> _TASK DESCRIPTION_
Leave out the pictures and copy everything else below exactly.
** START OF SOURCE MATERIAL **
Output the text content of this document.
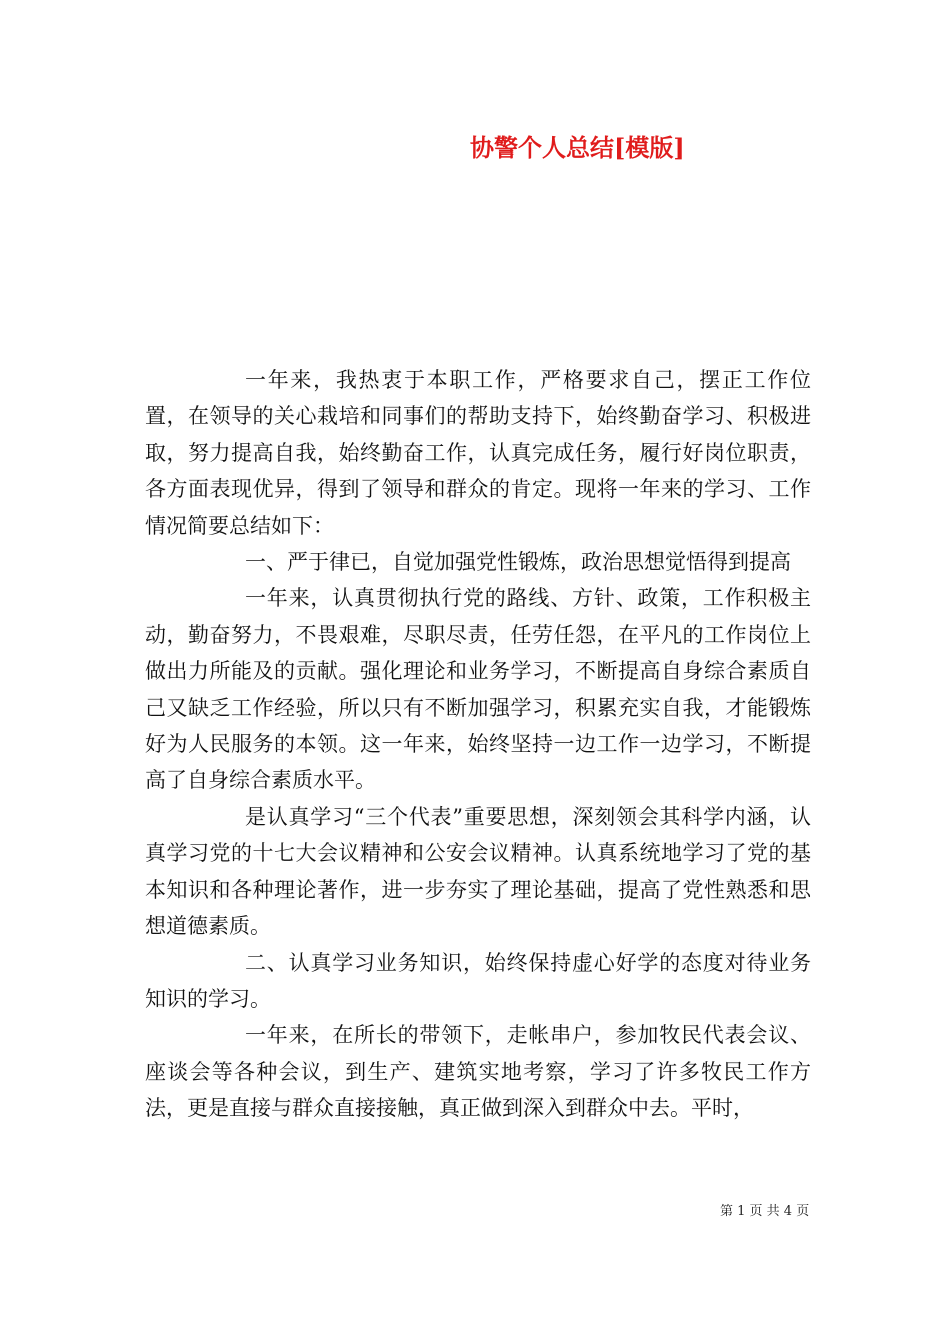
协警个人总结[模版]

一年来，我热衷于本职工作，严格要求自己，摆正工作位置，在领导的关心栽培和同事们的帮助支持下，始终勤奋学习、积极进取，努力提高自我，始终勤奋工作，认真完成任务，履行好岗位职责，各方面表现优异，得到了领导和群众的肯定。现将一年来的学习、工作情况简要总结如下：

一、严于律已，自觉加强党性锻炼，政治思想觉悟得到提高

一年来，认真贯彻执行党的路线、方针、政策，工作积极主动，勤奋努力，不畏艰难，尽职尽责，任劳任怨，在平凡的工作岗位上做出力所能及的贡献。强化理论和业务学习，不断提高自身综合素质自己又缺乏工作经验，所以只有不断加强学习，积累充实自我，才能锻炼好为人民服务的本领。这一年来，始终坚持一边工作一边学习，不断提高了自身综合素质水平。

是认真学习“三个代表”重要思想，深刻领会其科学内涵，认真学习党的十七大会议精神和公安会议精神。认真系统地学习了党的基本知识和各种理论著作，进一步夯实了理论基础，提高了党性熟悉和思想道德素质。

二、认真学习业务知识，始终保持虚心好学的态度对待业务知识的学习。

一年来，在所长的带领下，走帐串户，参加牧民代表会议、座谈会等各种会议，到生产、建筑实地考察，学习了许多牧民工作方法，更是直接与群众直接接触，真正做到深入到群众中去。平时，

第 1 页 共 4 页
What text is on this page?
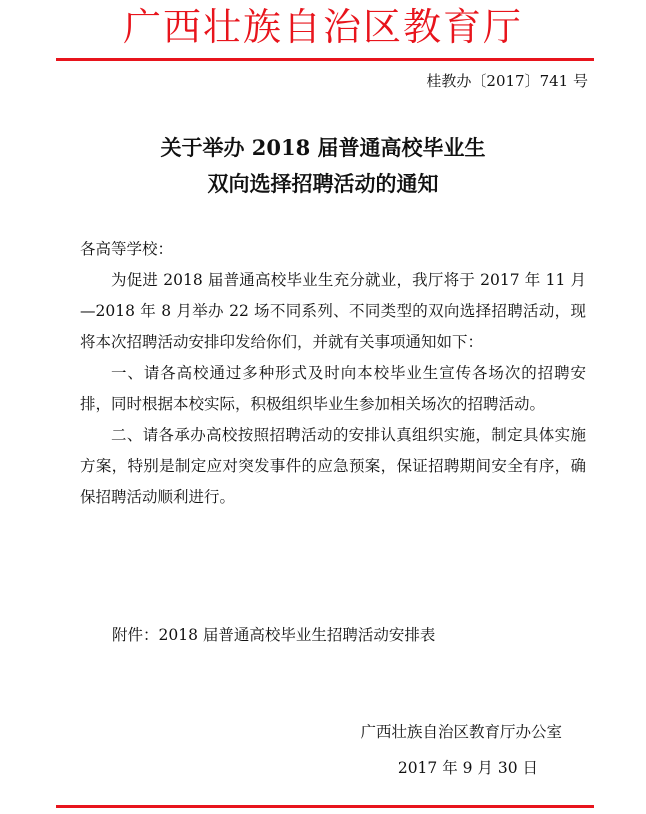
广西壮族自治区教育厅
桂教办〔2017〕741 号
关于举办 2018 届普通高校毕业生
双向选择招聘活动的通知

各高等学校：

为促进 2018 届普通高校毕业生充分就业，我厅将于 2017 年 11 月—2018 年 8 月举办 22 场不同系列、不同类型的双向选择招聘活动，现将本次招聘活动安排印发给你们，并就有关事项通知如下：

一、请各高校通过多种形式及时向本校毕业生宣传各场次的招聘安排，同时根据本校实际，积极组织毕业生参加相关场次的招聘活动。

二、请各承办高校按照招聘活动的安排认真组织实施，制定具体实施方案，特别是制定应对突发事件的应急预案，保证招聘期间安全有序，确保招聘活动顺利进行。

附件：2018 届普通高校毕业生招聘活动安排表
广西壮族自治区教育厅办公室
2017 年 9 月 30 日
** END OF SOURCE MATERIAL **
> _TASK RESULT_
Output the text content of this document.
协警个人总结[模版]

一年来，我热衷于本职工作，严格要求自己，摆正工作位置，在领导的关心栽培和同事们的帮助支持下，始终勤奋学习、积极进取，努力提高自我，始终勤奋工作，认真完成任务，履行好岗位职责，各方面表现优异，得到了领导和群众的肯定。现将一年来的学习、工作情况简要总结如下：

一、严于律已，自觉加强党性锻炼，政治思想觉悟得到提高

一年来，认真贯彻执行党的路线、方针、政策，工作积极主动，勤奋努力，不畏艰难，尽职尽责，任劳任怨，在平凡的工作岗位上做出力所能及的贡献。强化理论和业务学习，不断提高自身综合素质自己又缺乏工作经验，所以只有不断加强学习，积累充实自我，才能锻炼好为人民服务的本领。这一年来，始终坚持一边工作一边学习，不断提高了自身综合素质水平。

是认真学习“三个代表”重要思想，深刻领会其科学内涵，认真学习党的十七大会议精神和公安会议精神。认真系统地学习了党的基本知识和各种理论著作，进一步夯实了理论基础，提高了党性熟悉和思想道德素质。

二、认真学习业务知识，始终保持虚心好学的态度对待业务知识的学习。

一年来，在所长的带领下，走帐串户，参加牧民代表会议、座谈会等各种会议，到生产、建筑实地考察，学习了许多牧民工作方法，更是直接与群众直接接触，真正做到深入到群众中去。平时，

第 1 页 共 4 页
What text is on this page?
广西壮族自治区教育厅
桂教办〔2017〕741 号
关于举办 2018 届普通高校毕业生
双向选择招聘活动的通知

各高等学校：

为促进 2018 届普通高校毕业生充分就业，我厅将于 2017 年 11 月—2018 年 8 月举办 22 场不同系列、不同类型的双向选择招聘活动，现将本次招聘活动安排印发给你们，并就有关事项通知如下：

一、请各高校通过多种形式及时向本校毕业生宣传各场次的招聘安排，同时根据本校实际，积极组织毕业生参加相关场次的招聘活动。

二、请各承办高校按照招聘活动的安排认真组织实施，制定具体实施方案，特别是制定应对突发事件的应急预案，保证招聘期间安全有序，确保招聘活动顺利进行。

附件：2018 届普通高校毕业生招聘活动安排表
广西壮族自治区教育厅办公室
2017 年 9 月 30 日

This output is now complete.